> _Prompt_
Find the string "need" in the data, then copy every line where it is found.

--- begin Entries ---

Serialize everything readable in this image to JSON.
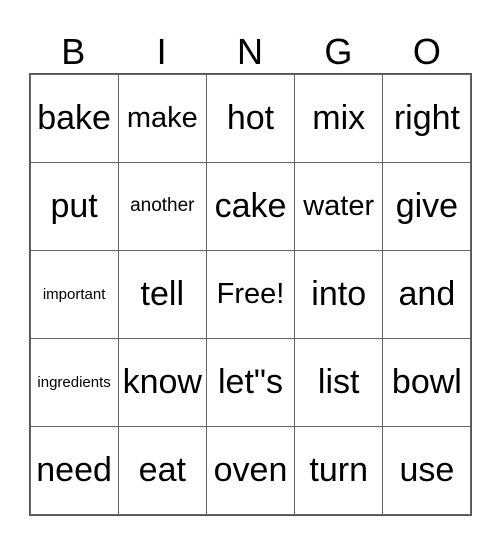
{
  "header": [
    "B",
    "I",
    "N",
    "G",
    "O"
  ],
  "cells": [
    [
      {
        "text": "bake",
        "size": "lg"
      },
      {
        "text": "make",
        "size": "md"
      },
      {
        "text": "hot",
        "size": "lg"
      },
      {
        "text": "mix",
        "size": "lg"
      },
      {
        "text": "right",
        "size": "lg"
      }
    ],
    [
      {
        "text": "put",
        "size": "lg"
      },
      {
        "text": "another",
        "size": "sm"
      },
      {
        "text": "cake",
        "size": "lg"
      },
      {
        "text": "water",
        "size": "md"
      },
      {
        "text": "give",
        "size": "lg"
      }
    ],
    [
      {
        "text": "important",
        "size": "xs"
      },
      {
        "text": "tell",
        "size": "lg"
      },
      {
        "text": "Free!",
        "size": "md"
      },
      {
        "text": "into",
        "size": "lg"
      },
      {
        "text": "and",
        "size": "lg"
      }
    ],
    [
      {
        "text": "ingredients",
        "size": "xs"
      },
      {
        "text": "know",
        "size": "lg"
      },
      {
        "text": "let\"s",
        "size": "lg"
      },
      {
        "text": "list",
        "size": "lg"
      },
      {
        "text": "bowl",
        "size": "lg"
      }
    ],
    [
      {
        "text": "need",
        "size": "lg"
      },
      {
        "text": "eat",
        "size": "lg"
      },
      {
        "text": "oven",
        "size": "lg"
      },
      {
        "text": "turn",
        "size": "lg"
      },
      {
        "text": "use",
        "size": "lg"
      }
    ]
  ]
}
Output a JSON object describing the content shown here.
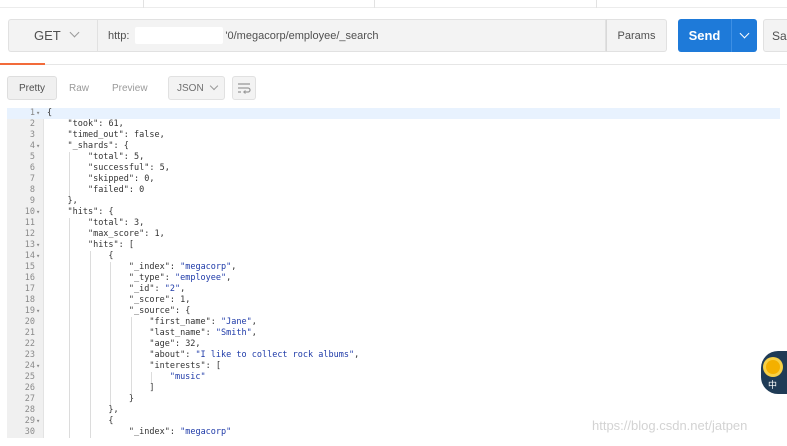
{
  "request": {
    "method": "GET",
    "url_prefix": "http:",
    "url_rest": "'0/megacorp/employee/_search",
    "params_label": "Params",
    "send_label": "Send",
    "save_label": "Sa"
  },
  "response_view": {
    "tabs": [
      "Pretty",
      "Raw",
      "Preview"
    ],
    "active_tab": "Pretty",
    "format": "JSON",
    "icons": {
      "wrap": "wrap-lines-icon",
      "dropdown": "chevron-down-icon",
      "fold": "fold-arrow-icon"
    }
  },
  "code": {
    "lines": [
      "{",
      "    \"took\": 61,",
      "    \"timed_out\": false,",
      "    \"_shards\": {",
      "        \"total\": 5,",
      "        \"successful\": 5,",
      "        \"skipped\": 0,",
      "        \"failed\": 0",
      "    },",
      "    \"hits\": {",
      "        \"total\": 3,",
      "        \"max_score\": 1,",
      "        \"hits\": [",
      "            {",
      "                \"_index\": \"megacorp\",",
      "                \"_type\": \"employee\",",
      "                \"_id\": \"2\",",
      "                \"_score\": 1,",
      "                \"_source\": {",
      "                    \"first_name\": \"Jane\",",
      "                    \"last_name\": \"Smith\",",
      "                    \"age\": 32,",
      "                    \"about\": \"I like to collect rock albums\",",
      "                    \"interests\": [",
      "                        \"music\"",
      "                    ]",
      "                }",
      "            },",
      "            {",
      "                \"_index\": \"megacorp\""
    ],
    "foldable_lines": [
      1,
      4,
      10,
      13,
      14,
      19,
      24,
      29
    ],
    "active_line": 1
  },
  "floating_badge": {
    "icon": "assistant-badge-icon",
    "text": "中"
  },
  "watermark": "https://blog.csdn.net/jatpen",
  "colors": {
    "send_blue": "#1e7ad9",
    "tab_indicator": "#f26b3a",
    "json_string": "#1e3aa8",
    "active_line_bg": "#e8f2fe"
  }
}
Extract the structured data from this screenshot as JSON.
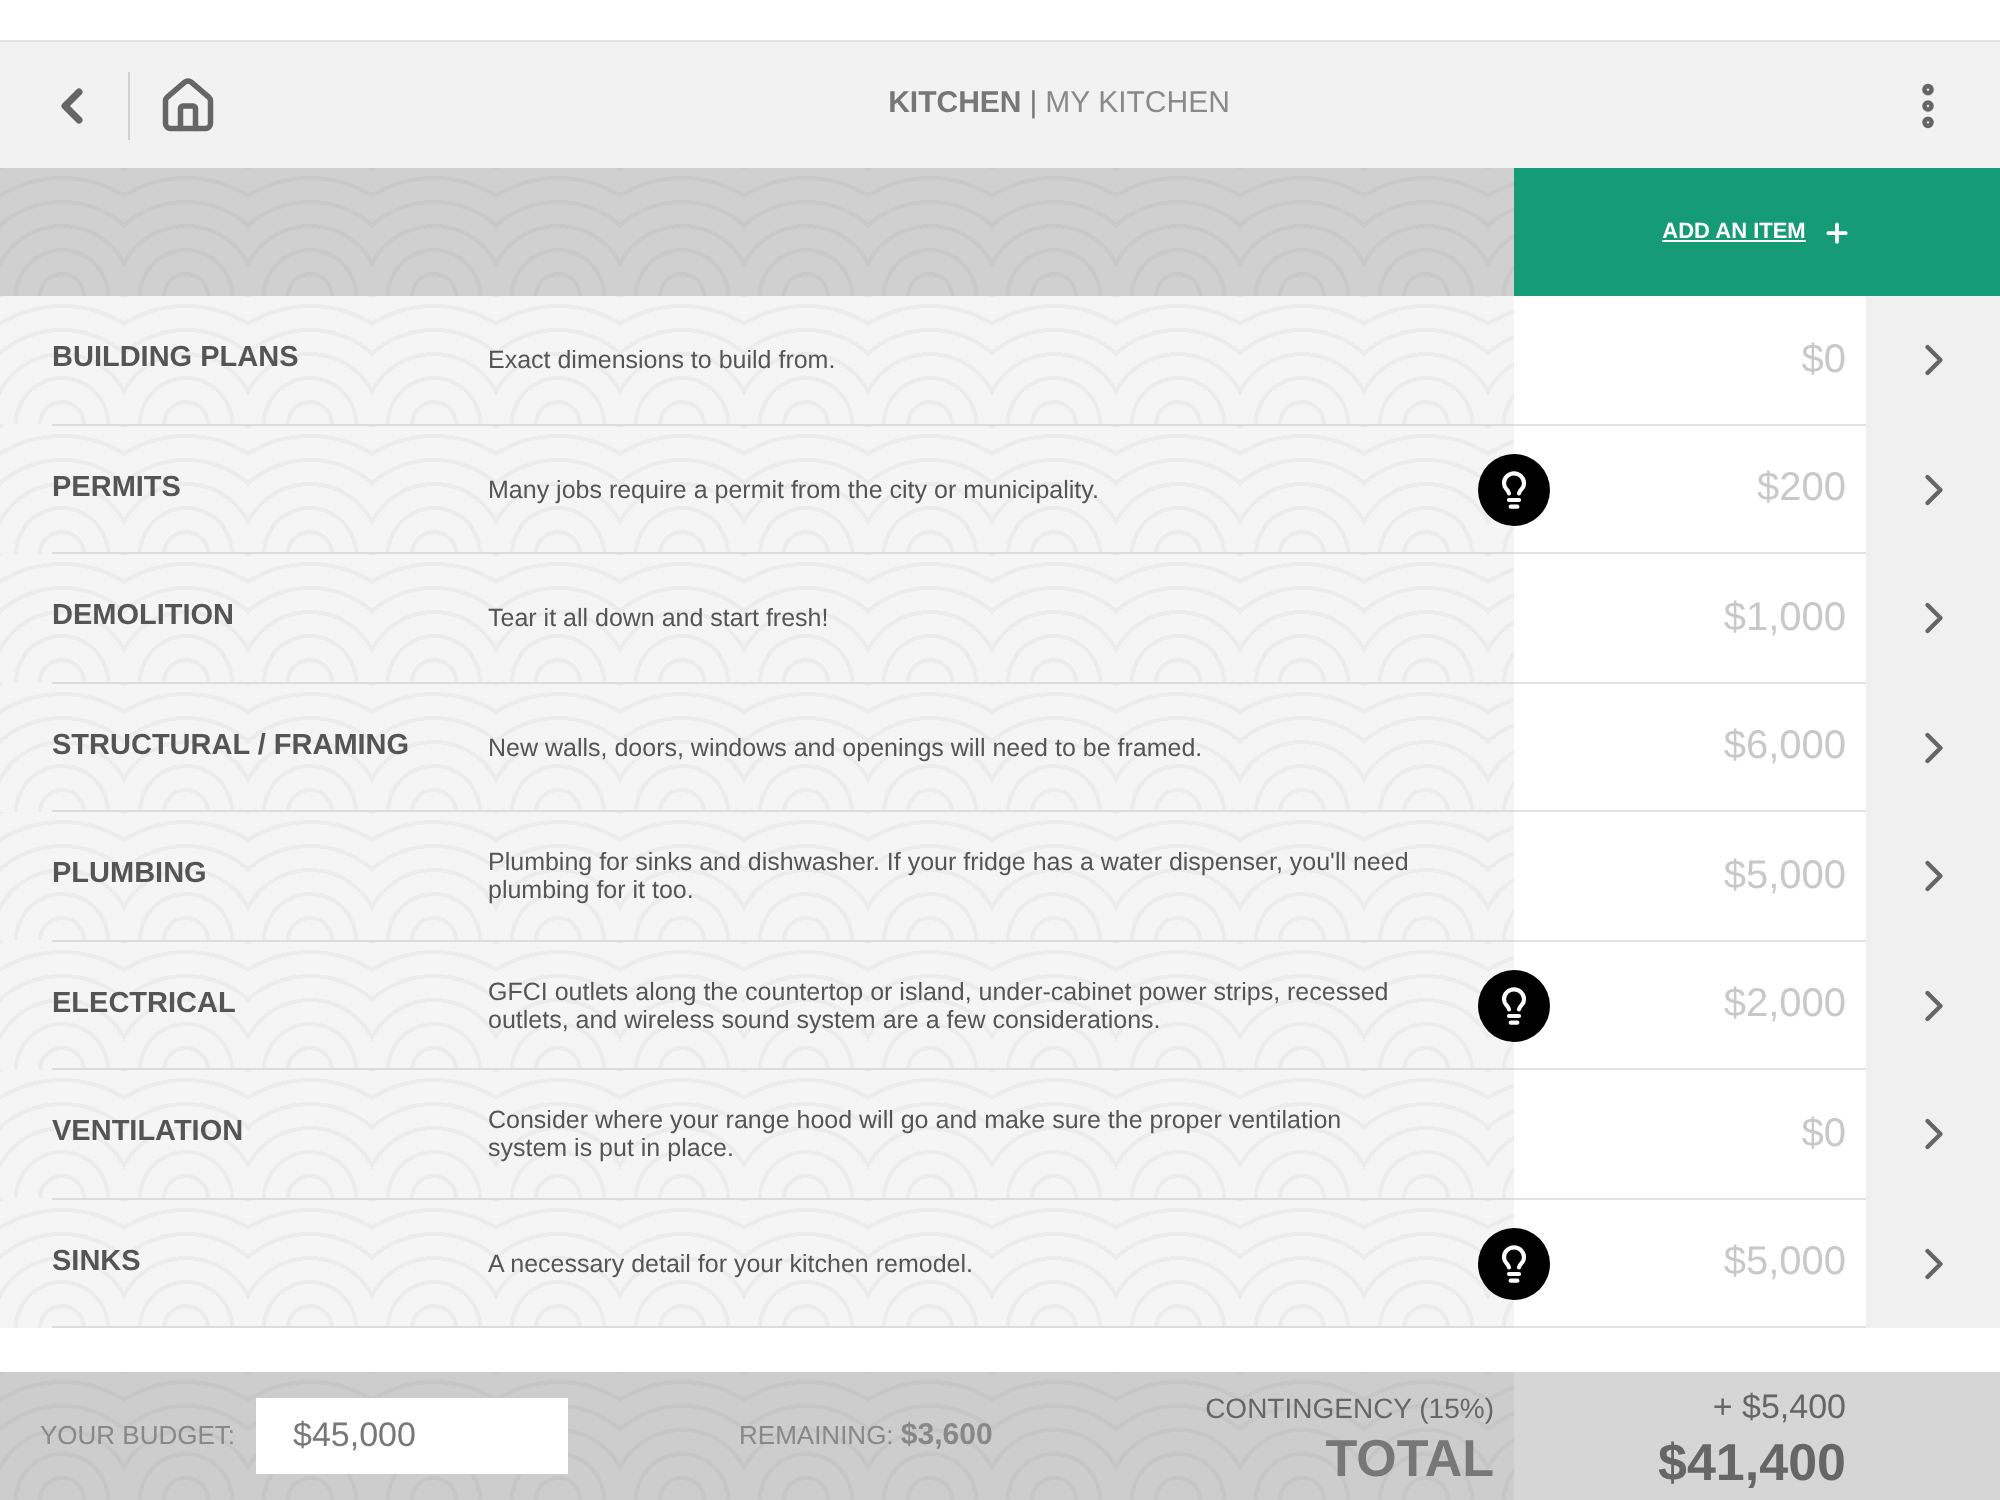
{
  "header": {
    "title": "KITCHEN",
    "separator": "|",
    "subtitle": "MY KITCHEN"
  },
  "add_item": {
    "label": "ADD AN ITEM"
  },
  "items": [
    {
      "name": "BUILDING PLANS",
      "description": "Exact dimensions to build from.",
      "tip": false,
      "amount": "$0"
    },
    {
      "name": "PERMITS",
      "description": "Many jobs require a permit from the city or municipality.",
      "tip": true,
      "amount": "$200"
    },
    {
      "name": "DEMOLITION",
      "description": "Tear it all down and start fresh!",
      "tip": false,
      "amount": "$1,000"
    },
    {
      "name": "STRUCTURAL / FRAMING",
      "description": "New walls, doors, windows and openings will need to be framed.",
      "tip": false,
      "amount": "$6,000"
    },
    {
      "name": "PLUMBING",
      "description": "Plumbing for sinks and dishwasher. If your fridge has a water dispenser, you'll need plumbing for it too.",
      "tip": false,
      "amount": "$5,000"
    },
    {
      "name": "ELECTRICAL",
      "description": "GFCI outlets along the countertop or island, under-cabinet power strips, recessed outlets, and wireless sound system are a few considerations.",
      "tip": true,
      "amount": "$2,000"
    },
    {
      "name": "VENTILATION",
      "description": "Consider where your range hood will go and make sure the proper ventilation system is put in place.",
      "tip": false,
      "amount": "$0"
    },
    {
      "name": "SINKS",
      "description": "A necessary detail for your kitchen remodel.",
      "tip": true,
      "amount": "$5,000"
    }
  ],
  "footer": {
    "budget_label": "YOUR BUDGET:",
    "budget_value": "$45,000",
    "remaining": "REMAINING: **$3,600**",
    "contingency_label": "CONTINGENCY (15%)",
    "contingency_value": "+ $5,400",
    "total_label": "TOTAL",
    "total_value": "$41,400"
  }
}
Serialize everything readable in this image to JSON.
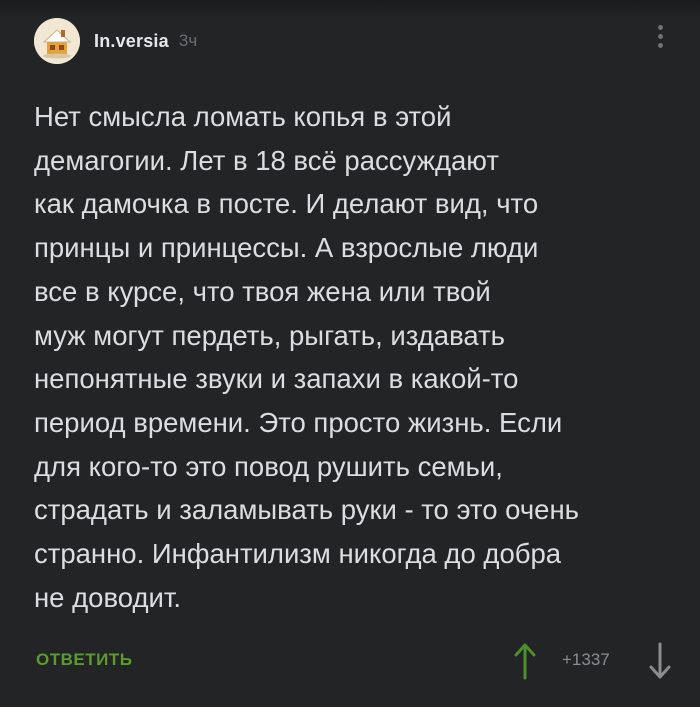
{
  "comment": {
    "author": {
      "username": "In.versia",
      "avatar_icon": "house-avatar-icon"
    },
    "time": "3ч",
    "text": "Нет смысла ломать копья в этой\nдемагогии. Лет в 18 всё рассуждают\nкак дамочка в посте. И делают вид, что\nпринцы и принцессы. А взрослые люди\nвсе в курсе, что твоя жена или твой\nмуж могут пердеть, рыгать, издавать\nнепонятные звуки и запахи в какой-то\nпериод времени. Это просто жизнь. Если\nдля кого-то это повод рушить семьи,\nстрадать и заламывать руки - то это очень\nстранно. Инфантилизм никогда до добра\nне доводит.",
    "actions": {
      "reply_label": "ОТВЕТИТЬ",
      "rating": "+1337",
      "more_icon": "more-vertical-icon",
      "upvote_icon": "arrow-up-icon",
      "downvote_icon": "arrow-down-icon"
    }
  },
  "colors": {
    "background": "#222426",
    "text": "#dcdde0",
    "muted": "#6b6e73",
    "accent_green": "#5c9a2c",
    "upvote_green": "#4d8f2a"
  }
}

--- end Entries ---

> _Output_
        "text": "need",
      "description": "New walls, doors, windows and openings will need to be framed.",
      "description": "Plumbing for sinks and dishwasher. If your fridge has a water dispenser, you'll need plumbing for it too.",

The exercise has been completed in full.